Exercise objective —
Write out every record in full, exactly as written, please.

Excerpted records —

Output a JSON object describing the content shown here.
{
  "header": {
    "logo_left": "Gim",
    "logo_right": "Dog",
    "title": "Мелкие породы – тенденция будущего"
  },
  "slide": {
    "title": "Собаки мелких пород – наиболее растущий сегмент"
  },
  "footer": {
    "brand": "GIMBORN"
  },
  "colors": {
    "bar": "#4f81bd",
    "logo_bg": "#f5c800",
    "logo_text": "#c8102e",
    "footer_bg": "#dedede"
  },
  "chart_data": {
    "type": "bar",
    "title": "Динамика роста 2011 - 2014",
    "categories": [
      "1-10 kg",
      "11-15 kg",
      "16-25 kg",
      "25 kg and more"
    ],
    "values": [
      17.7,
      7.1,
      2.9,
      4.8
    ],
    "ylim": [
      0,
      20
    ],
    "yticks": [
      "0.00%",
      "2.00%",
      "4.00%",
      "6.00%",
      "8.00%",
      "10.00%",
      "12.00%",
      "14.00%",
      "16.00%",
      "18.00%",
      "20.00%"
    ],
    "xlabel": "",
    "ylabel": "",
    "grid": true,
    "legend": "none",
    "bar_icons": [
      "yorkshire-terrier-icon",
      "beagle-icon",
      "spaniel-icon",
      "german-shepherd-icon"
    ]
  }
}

Exercise answer —
Output a JSON object describing the content shown here.
{
  "header": {
    "logo_left": "Gim",
    "logo_right": "Dog",
    "title": "Мелкие породы – тенденция будущего"
  },
  "slide": {
    "title": "Собаки мелких пород – наиболее растущий сегмент"
  },
  "footer": {
    "brand": "GIMBORN"
  },
  "colors": {
    "bar": "#4f81bd",
    "logo_bg": "#f5c800",
    "logo_text": "#c8102e",
    "footer_bg": "#dedede"
  },
  "chart_data": {
    "type": "bar",
    "title": "Динамика роста 2011 - 2014",
    "categories": [
      "1-10 kg",
      "11-15 kg",
      "16-25 kg",
      "25 kg and more"
    ],
    "values": [
      17.7,
      7.1,
      2.9,
      4.8
    ],
    "ylim": [
      0,
      20
    ],
    "yticks": [
      "0.00%",
      "2.00%",
      "4.00%",
      "6.00%",
      "8.00%",
      "10.00%",
      "12.00%",
      "14.00%",
      "16.00%",
      "18.00%",
      "20.00%"
    ],
    "xlabel": "",
    "ylabel": "",
    "grid": true,
    "legend": "none",
    "bar_icons": [
      "yorkshire-terrier-icon",
      "beagle-icon",
      "spaniel-icon",
      "german-shepherd-icon"
    ]
  }
}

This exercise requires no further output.